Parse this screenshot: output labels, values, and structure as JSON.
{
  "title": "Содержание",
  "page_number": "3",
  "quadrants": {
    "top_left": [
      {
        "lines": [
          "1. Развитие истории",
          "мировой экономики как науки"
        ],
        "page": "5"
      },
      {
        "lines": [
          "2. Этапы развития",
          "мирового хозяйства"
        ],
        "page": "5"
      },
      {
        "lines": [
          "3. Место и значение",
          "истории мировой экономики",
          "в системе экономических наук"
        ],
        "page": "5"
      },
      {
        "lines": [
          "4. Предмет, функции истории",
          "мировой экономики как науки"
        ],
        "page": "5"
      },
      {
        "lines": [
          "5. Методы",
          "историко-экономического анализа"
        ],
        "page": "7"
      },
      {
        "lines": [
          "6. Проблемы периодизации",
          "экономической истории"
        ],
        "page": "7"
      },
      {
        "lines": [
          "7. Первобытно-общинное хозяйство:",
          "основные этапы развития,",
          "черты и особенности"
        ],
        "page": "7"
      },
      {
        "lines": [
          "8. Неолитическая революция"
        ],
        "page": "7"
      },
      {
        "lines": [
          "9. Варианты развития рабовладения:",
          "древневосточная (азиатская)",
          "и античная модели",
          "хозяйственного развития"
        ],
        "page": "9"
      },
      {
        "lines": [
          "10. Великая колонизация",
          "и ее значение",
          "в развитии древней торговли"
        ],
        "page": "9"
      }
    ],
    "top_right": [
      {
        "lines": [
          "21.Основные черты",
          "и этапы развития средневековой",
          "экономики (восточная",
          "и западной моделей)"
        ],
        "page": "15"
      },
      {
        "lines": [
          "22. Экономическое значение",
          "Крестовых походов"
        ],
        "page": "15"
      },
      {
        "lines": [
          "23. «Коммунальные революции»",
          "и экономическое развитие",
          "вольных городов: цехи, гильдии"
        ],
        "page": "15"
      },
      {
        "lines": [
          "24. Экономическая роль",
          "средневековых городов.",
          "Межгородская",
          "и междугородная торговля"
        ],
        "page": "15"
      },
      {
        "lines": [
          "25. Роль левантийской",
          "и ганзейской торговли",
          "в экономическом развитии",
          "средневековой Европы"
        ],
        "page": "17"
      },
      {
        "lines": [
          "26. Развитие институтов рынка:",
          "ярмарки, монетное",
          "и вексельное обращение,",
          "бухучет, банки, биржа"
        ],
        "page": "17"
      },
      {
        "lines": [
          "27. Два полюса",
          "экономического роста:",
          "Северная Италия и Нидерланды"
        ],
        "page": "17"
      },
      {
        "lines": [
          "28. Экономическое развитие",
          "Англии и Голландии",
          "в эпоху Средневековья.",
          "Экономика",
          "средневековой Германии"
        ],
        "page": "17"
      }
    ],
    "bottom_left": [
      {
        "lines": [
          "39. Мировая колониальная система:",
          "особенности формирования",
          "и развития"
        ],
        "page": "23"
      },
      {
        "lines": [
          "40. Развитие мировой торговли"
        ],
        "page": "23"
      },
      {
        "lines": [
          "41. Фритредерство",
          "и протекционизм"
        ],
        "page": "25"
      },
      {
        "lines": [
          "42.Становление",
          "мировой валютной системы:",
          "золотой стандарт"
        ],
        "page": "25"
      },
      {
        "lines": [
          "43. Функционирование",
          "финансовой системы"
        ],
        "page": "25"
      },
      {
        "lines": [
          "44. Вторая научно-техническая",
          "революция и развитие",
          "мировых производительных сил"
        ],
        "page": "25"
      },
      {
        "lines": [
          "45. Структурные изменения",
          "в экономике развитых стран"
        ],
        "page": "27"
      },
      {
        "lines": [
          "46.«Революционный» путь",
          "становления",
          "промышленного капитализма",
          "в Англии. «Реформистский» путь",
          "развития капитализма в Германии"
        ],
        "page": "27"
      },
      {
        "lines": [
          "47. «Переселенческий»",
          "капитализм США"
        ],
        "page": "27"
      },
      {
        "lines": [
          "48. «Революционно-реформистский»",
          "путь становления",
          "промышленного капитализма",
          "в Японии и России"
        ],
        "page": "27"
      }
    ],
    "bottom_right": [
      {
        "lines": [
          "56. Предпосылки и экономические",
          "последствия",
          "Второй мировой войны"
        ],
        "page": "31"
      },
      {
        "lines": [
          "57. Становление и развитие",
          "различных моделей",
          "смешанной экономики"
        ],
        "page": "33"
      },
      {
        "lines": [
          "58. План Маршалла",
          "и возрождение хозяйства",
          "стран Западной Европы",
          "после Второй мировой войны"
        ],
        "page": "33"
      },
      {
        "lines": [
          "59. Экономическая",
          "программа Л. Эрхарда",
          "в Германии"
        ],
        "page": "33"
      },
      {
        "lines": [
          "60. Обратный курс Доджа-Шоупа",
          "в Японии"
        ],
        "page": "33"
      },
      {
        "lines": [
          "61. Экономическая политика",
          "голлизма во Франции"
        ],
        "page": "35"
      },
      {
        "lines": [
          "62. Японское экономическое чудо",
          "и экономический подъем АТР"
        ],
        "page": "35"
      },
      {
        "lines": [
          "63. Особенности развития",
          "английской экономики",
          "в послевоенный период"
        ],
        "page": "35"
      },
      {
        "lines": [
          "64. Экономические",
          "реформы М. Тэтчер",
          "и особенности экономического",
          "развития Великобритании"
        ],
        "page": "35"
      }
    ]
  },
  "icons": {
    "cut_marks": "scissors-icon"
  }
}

| Stated task |
Copy out each record from above, exactly.

| Full response |
Parse this screenshot: output labels, values, and structure as JSON.
{
  "title": "Содержание",
  "page_number": "3",
  "quadrants": {
    "top_left": [
      {
        "lines": [
          "1. Развитие истории",
          "мировой экономики как науки"
        ],
        "page": "5"
      },
      {
        "lines": [
          "2. Этапы развития",
          "мирового хозяйства"
        ],
        "page": "5"
      },
      {
        "lines": [
          "3. Место и значение",
          "истории мировой экономики",
          "в системе экономических наук"
        ],
        "page": "5"
      },
      {
        "lines": [
          "4. Предмет, функции истории",
          "мировой экономики как науки"
        ],
        "page": "5"
      },
      {
        "lines": [
          "5. Методы",
          "историко-экономического анализа"
        ],
        "page": "7"
      },
      {
        "lines": [
          "6. Проблемы периодизации",
          "экономической истории"
        ],
        "page": "7"
      },
      {
        "lines": [
          "7. Первобытно-общинное хозяйство:",
          "основные этапы развития,",
          "черты и особенности"
        ],
        "page": "7"
      },
      {
        "lines": [
          "8. Неолитическая революция"
        ],
        "page": "7"
      },
      {
        "lines": [
          "9. Варианты развития рабовладения:",
          "древневосточная (азиатская)",
          "и античная модели",
          "хозяйственного развития"
        ],
        "page": "9"
      },
      {
        "lines": [
          "10. Великая колонизация",
          "и ее значение",
          "в развитии древней торговли"
        ],
        "page": "9"
      }
    ],
    "top_right": [
      {
        "lines": [
          "21.Основные черты",
          "и этапы развития средневековой",
          "экономики (восточная",
          "и западной моделей)"
        ],
        "page": "15"
      },
      {
        "lines": [
          "22. Экономическое значение",
          "Крестовых походов"
        ],
        "page": "15"
      },
      {
        "lines": [
          "23. «Коммунальные революции»",
          "и экономическое развитие",
          "вольных городов: цехи, гильдии"
        ],
        "page": "15"
      },
      {
        "lines": [
          "24. Экономическая роль",
          "средневековых городов.",
          "Межгородская",
          "и междугородная торговля"
        ],
        "page": "15"
      },
      {
        "lines": [
          "25. Роль левантийской",
          "и ганзейской торговли",
          "в экономическом развитии",
          "средневековой Европы"
        ],
        "page": "17"
      },
      {
        "lines": [
          "26. Развитие институтов рынка:",
          "ярмарки, монетное",
          "и вексельное обращение,",
          "бухучет, банки, биржа"
        ],
        "page": "17"
      },
      {
        "lines": [
          "27. Два полюса",
          "экономического роста:",
          "Северная Италия и Нидерланды"
        ],
        "page": "17"
      },
      {
        "lines": [
          "28. Экономическое развитие",
          "Англии и Голландии",
          "в эпоху Средневековья.",
          "Экономика",
          "средневековой Германии"
        ],
        "page": "17"
      }
    ],
    "bottom_left": [
      {
        "lines": [
          "39. Мировая колониальная система:",
          "особенности формирования",
          "и развития"
        ],
        "page": "23"
      },
      {
        "lines": [
          "40. Развитие мировой торговли"
        ],
        "page": "23"
      },
      {
        "lines": [
          "41. Фритредерство",
          "и протекционизм"
        ],
        "page": "25"
      },
      {
        "lines": [
          "42.Становление",
          "мировой валютной системы:",
          "золотой стандарт"
        ],
        "page": "25"
      },
      {
        "lines": [
          "43. Функционирование",
          "финансовой системы"
        ],
        "page": "25"
      },
      {
        "lines": [
          "44. Вторая научно-техническая",
          "революция и развитие",
          "мировых производительных сил"
        ],
        "page": "25"
      },
      {
        "lines": [
          "45. Структурные изменения",
          "в экономике развитых стран"
        ],
        "page": "27"
      },
      {
        "lines": [
          "46.«Революционный» путь",
          "становления",
          "промышленного капитализма",
          "в Англии. «Реформистский» путь",
          "развития капитализма в Германии"
        ],
        "page": "27"
      },
      {
        "lines": [
          "47. «Переселенческий»",
          "капитализм США"
        ],
        "page": "27"
      },
      {
        "lines": [
          "48. «Революционно-реформистский»",
          "путь становления",
          "промышленного капитализма",
          "в Японии и России"
        ],
        "page": "27"
      }
    ],
    "bottom_right": [
      {
        "lines": [
          "56. Предпосылки и экономические",
          "последствия",
          "Второй мировой войны"
        ],
        "page": "31"
      },
      {
        "lines": [
          "57. Становление и развитие",
          "различных моделей",
          "смешанной экономики"
        ],
        "page": "33"
      },
      {
        "lines": [
          "58. План Маршалла",
          "и возрождение хозяйства",
          "стран Западной Европы",
          "после Второй мировой войны"
        ],
        "page": "33"
      },
      {
        "lines": [
          "59. Экономическая",
          "программа Л. Эрхарда",
          "в Германии"
        ],
        "page": "33"
      },
      {
        "lines": [
          "60. Обратный курс Доджа-Шоупа",
          "в Японии"
        ],
        "page": "33"
      },
      {
        "lines": [
          "61. Экономическая политика",
          "голлизма во Франции"
        ],
        "page": "35"
      },
      {
        "lines": [
          "62. Японское экономическое чудо",
          "и экономический подъем АТР"
        ],
        "page": "35"
      },
      {
        "lines": [
          "63. Особенности развития",
          "английской экономики",
          "в послевоенный период"
        ],
        "page": "35"
      },
      {
        "lines": [
          "64. Экономические",
          "реформы М. Тэтчер",
          "и особенности экономического",
          "развития Великобритании"
        ],
        "page": "35"
      }
    ]
  },
  "icons": {
    "cut_marks": "scissors-icon"
  }
}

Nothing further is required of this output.